WORK TO COMPLETE: Reproduce all the lines below exactly and omit the images.

Figure content listings:
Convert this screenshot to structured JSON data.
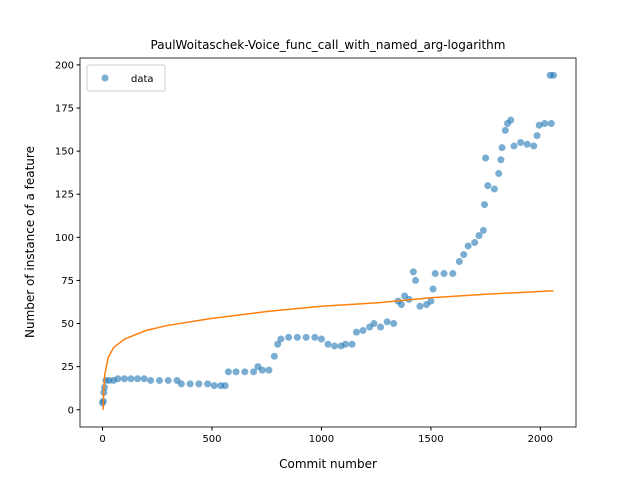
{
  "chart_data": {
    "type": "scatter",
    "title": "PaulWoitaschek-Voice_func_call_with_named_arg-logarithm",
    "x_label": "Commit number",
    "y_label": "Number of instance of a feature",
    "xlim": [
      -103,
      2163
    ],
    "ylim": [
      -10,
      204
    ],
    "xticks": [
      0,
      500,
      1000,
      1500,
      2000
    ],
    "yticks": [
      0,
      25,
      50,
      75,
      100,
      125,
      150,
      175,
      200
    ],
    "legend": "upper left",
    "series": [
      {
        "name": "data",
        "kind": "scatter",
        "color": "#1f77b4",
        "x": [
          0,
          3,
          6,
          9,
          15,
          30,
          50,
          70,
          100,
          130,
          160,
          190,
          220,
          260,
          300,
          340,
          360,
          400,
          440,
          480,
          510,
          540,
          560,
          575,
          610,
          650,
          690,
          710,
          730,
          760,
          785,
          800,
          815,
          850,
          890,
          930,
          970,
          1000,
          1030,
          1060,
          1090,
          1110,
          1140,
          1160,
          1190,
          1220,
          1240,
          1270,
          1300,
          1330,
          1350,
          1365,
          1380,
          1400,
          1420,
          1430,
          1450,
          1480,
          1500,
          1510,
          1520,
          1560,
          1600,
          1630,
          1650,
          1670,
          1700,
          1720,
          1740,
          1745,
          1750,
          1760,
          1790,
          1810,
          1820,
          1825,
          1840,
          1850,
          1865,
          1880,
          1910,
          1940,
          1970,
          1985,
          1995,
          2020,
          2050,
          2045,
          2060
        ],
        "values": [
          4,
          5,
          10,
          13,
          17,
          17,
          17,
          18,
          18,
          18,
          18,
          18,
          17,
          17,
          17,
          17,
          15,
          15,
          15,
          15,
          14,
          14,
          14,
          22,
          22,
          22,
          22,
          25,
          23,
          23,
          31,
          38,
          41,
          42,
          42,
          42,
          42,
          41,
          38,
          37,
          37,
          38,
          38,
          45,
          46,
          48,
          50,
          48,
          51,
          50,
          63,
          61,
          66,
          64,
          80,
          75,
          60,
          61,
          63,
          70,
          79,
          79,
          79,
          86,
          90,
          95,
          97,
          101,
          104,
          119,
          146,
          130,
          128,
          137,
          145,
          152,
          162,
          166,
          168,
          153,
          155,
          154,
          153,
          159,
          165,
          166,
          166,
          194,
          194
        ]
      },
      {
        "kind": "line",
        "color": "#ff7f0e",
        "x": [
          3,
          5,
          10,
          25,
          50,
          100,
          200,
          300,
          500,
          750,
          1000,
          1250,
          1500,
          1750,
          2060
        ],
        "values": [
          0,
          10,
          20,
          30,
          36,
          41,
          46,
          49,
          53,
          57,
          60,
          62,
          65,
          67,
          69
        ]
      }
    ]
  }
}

SOLUTION:
Convert this screenshot to structured JSON data.
{
  "chart_data": {
    "type": "scatter",
    "title": "PaulWoitaschek-Voice_func_call_with_named_arg-logarithm",
    "x_label": "Commit number",
    "y_label": "Number of instance of a feature",
    "xlim": [
      -103,
      2163
    ],
    "ylim": [
      -10,
      204
    ],
    "xticks": [
      0,
      500,
      1000,
      1500,
      2000
    ],
    "yticks": [
      0,
      25,
      50,
      75,
      100,
      125,
      150,
      175,
      200
    ],
    "legend": "upper left",
    "series": [
      {
        "name": "data",
        "kind": "scatter",
        "color": "#1f77b4",
        "x": [
          0,
          3,
          6,
          9,
          15,
          30,
          50,
          70,
          100,
          130,
          160,
          190,
          220,
          260,
          300,
          340,
          360,
          400,
          440,
          480,
          510,
          540,
          560,
          575,
          610,
          650,
          690,
          710,
          730,
          760,
          785,
          800,
          815,
          850,
          890,
          930,
          970,
          1000,
          1030,
          1060,
          1090,
          1110,
          1140,
          1160,
          1190,
          1220,
          1240,
          1270,
          1300,
          1330,
          1350,
          1365,
          1380,
          1400,
          1420,
          1430,
          1450,
          1480,
          1500,
          1510,
          1520,
          1560,
          1600,
          1630,
          1650,
          1670,
          1700,
          1720,
          1740,
          1745,
          1750,
          1760,
          1790,
          1810,
          1820,
          1825,
          1840,
          1850,
          1865,
          1880,
          1910,
          1940,
          1970,
          1985,
          1995,
          2020,
          2050,
          2045,
          2060
        ],
        "values": [
          4,
          5,
          10,
          13,
          17,
          17,
          17,
          18,
          18,
          18,
          18,
          18,
          17,
          17,
          17,
          17,
          15,
          15,
          15,
          15,
          14,
          14,
          14,
          22,
          22,
          22,
          22,
          25,
          23,
          23,
          31,
          38,
          41,
          42,
          42,
          42,
          42,
          41,
          38,
          37,
          37,
          38,
          38,
          45,
          46,
          48,
          50,
          48,
          51,
          50,
          63,
          61,
          66,
          64,
          80,
          75,
          60,
          61,
          63,
          70,
          79,
          79,
          79,
          86,
          90,
          95,
          97,
          101,
          104,
          119,
          146,
          130,
          128,
          137,
          145,
          152,
          162,
          166,
          168,
          153,
          155,
          154,
          153,
          159,
          165,
          166,
          166,
          194,
          194
        ]
      },
      {
        "kind": "line",
        "color": "#ff7f0e",
        "x": [
          3,
          5,
          10,
          25,
          50,
          100,
          200,
          300,
          500,
          750,
          1000,
          1250,
          1500,
          1750,
          2060
        ],
        "values": [
          0,
          10,
          20,
          30,
          36,
          41,
          46,
          49,
          53,
          57,
          60,
          62,
          65,
          67,
          69
        ]
      }
    ]
  }
}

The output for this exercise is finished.